- [DIRECTIONS FOR THIS TASK]: Scan the listing and work out how many lines contain the word "modified". Nothing but the number should be given.

Extracted records
begin
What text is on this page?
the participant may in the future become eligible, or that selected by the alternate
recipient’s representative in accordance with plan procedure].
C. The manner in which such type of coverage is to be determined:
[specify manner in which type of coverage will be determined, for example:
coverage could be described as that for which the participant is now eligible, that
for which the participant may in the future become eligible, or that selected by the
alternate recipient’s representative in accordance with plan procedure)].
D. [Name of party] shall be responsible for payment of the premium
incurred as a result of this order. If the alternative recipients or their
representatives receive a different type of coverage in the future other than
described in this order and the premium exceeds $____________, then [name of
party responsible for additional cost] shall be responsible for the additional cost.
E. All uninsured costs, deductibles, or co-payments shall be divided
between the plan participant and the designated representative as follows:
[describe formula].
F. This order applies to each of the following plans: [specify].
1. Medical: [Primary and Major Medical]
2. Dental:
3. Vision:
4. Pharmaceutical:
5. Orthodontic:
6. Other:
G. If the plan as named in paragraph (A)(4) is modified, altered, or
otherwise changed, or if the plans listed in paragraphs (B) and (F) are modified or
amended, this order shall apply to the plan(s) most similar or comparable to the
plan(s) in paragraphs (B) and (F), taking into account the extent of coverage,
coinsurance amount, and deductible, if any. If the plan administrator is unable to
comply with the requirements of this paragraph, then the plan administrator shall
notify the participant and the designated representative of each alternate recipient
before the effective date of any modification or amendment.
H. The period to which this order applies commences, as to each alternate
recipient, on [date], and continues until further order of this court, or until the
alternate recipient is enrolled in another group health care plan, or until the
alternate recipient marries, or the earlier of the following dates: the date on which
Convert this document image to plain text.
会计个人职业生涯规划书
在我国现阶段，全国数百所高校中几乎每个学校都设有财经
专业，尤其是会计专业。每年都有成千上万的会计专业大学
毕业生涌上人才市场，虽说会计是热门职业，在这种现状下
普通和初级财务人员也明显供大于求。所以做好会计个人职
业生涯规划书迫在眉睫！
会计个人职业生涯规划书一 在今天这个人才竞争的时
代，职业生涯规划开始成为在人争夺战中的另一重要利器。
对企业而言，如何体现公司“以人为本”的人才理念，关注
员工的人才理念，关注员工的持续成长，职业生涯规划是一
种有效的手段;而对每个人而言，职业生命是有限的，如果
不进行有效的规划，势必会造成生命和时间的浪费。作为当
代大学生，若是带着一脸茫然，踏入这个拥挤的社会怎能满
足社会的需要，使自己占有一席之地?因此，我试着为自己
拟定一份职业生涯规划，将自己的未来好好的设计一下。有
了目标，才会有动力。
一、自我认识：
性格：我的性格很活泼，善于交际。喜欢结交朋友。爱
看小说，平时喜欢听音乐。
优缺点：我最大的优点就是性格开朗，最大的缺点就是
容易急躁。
end
begin
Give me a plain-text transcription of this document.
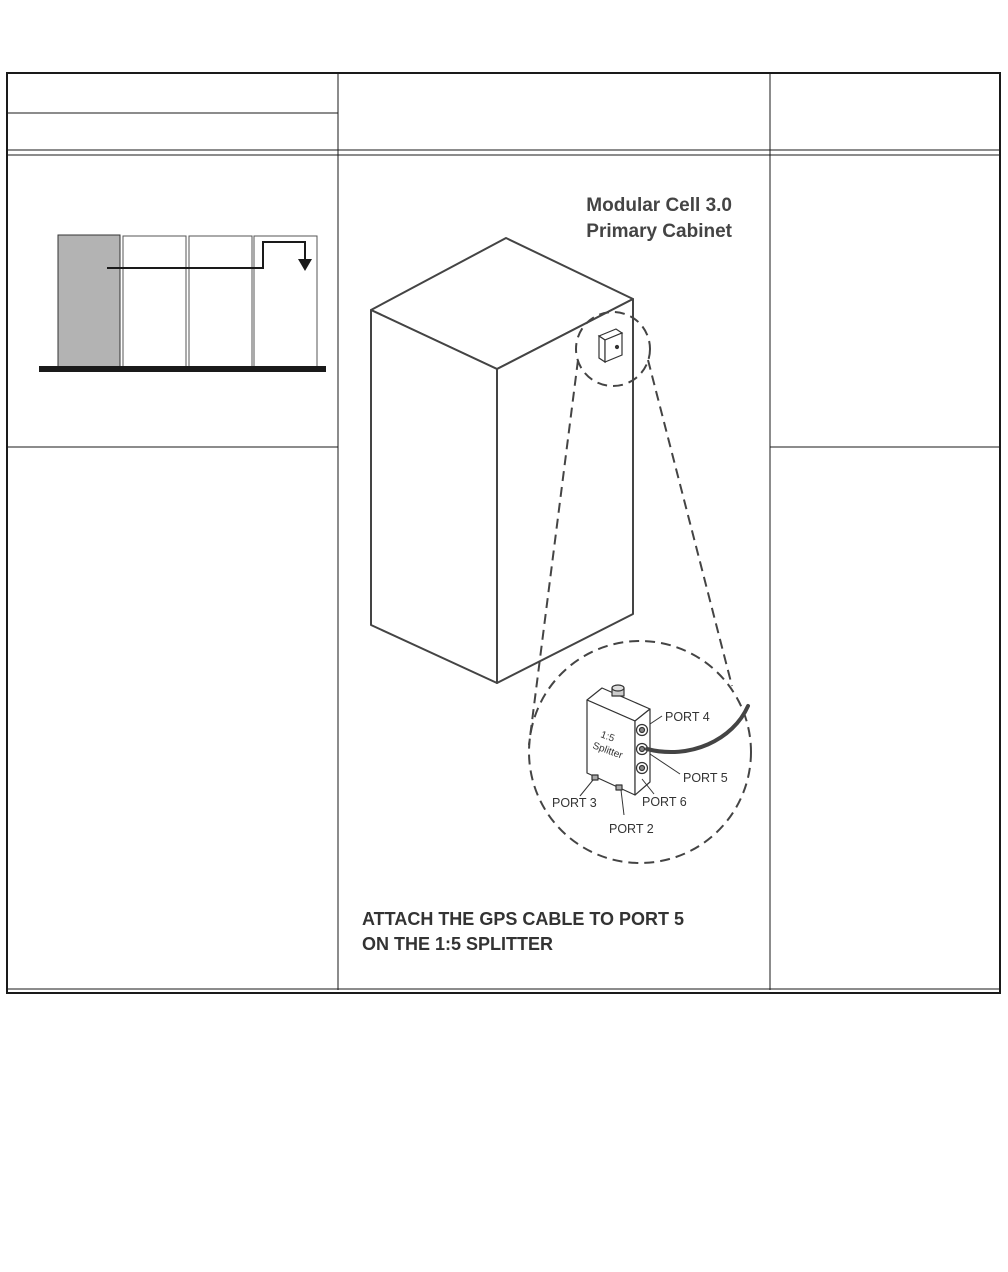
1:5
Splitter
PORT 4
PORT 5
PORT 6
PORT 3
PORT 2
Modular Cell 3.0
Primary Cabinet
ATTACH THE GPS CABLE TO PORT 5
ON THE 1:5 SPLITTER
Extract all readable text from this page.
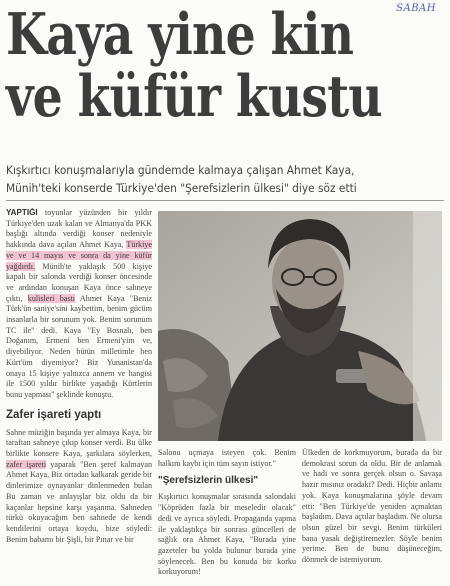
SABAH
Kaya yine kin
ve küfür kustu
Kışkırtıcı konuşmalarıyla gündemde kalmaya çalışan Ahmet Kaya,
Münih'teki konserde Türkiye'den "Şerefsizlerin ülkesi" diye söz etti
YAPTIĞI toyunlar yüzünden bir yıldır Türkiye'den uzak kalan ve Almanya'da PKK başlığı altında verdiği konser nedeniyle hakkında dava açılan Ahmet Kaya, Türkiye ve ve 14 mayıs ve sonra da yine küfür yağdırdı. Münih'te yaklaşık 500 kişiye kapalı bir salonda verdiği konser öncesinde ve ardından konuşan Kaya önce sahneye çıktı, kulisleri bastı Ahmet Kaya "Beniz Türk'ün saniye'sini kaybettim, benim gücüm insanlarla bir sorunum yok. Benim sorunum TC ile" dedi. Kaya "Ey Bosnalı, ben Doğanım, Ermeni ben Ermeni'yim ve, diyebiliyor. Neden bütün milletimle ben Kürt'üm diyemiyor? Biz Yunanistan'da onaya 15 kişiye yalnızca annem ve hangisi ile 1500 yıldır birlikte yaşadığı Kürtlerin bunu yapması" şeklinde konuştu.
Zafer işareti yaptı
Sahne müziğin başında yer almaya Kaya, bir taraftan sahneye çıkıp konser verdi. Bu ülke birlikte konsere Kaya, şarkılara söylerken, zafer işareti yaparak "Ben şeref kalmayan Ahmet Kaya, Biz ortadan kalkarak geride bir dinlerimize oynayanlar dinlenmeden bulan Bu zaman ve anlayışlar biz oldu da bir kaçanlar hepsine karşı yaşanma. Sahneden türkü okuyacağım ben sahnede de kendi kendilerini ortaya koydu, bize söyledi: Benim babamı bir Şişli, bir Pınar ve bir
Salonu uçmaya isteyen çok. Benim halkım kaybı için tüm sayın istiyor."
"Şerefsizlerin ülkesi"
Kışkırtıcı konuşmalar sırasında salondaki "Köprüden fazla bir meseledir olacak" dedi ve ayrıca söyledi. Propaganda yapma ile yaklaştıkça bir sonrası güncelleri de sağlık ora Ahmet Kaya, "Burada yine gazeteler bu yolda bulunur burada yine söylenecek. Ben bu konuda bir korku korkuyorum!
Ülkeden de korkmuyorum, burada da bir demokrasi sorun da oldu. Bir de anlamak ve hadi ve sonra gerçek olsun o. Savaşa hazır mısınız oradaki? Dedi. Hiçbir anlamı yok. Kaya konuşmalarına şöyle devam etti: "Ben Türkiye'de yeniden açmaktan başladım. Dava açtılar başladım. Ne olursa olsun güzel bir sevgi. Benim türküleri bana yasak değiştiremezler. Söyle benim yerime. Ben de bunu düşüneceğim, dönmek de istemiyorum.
end
begin
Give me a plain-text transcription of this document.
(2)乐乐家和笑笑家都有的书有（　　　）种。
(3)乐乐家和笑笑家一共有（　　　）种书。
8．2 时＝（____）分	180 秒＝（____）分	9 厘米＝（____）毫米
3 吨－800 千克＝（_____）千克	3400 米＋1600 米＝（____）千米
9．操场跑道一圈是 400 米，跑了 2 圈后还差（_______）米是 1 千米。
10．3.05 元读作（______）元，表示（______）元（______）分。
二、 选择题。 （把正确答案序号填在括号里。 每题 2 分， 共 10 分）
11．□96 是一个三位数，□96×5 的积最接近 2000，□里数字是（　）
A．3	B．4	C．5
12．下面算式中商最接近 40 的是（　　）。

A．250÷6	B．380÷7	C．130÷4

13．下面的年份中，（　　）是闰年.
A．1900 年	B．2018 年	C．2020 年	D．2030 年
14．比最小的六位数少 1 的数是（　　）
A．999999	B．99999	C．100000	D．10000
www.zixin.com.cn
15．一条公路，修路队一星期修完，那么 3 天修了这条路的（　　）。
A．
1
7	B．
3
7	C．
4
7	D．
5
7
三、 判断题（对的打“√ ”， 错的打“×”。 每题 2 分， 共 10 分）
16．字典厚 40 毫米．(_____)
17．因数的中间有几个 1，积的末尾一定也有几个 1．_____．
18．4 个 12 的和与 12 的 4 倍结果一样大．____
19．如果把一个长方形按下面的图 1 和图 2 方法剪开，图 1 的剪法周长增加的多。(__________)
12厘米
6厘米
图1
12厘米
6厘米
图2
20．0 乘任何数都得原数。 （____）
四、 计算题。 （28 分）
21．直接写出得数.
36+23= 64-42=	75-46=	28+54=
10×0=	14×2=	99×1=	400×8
end
- [TASK SOLUTION]: 2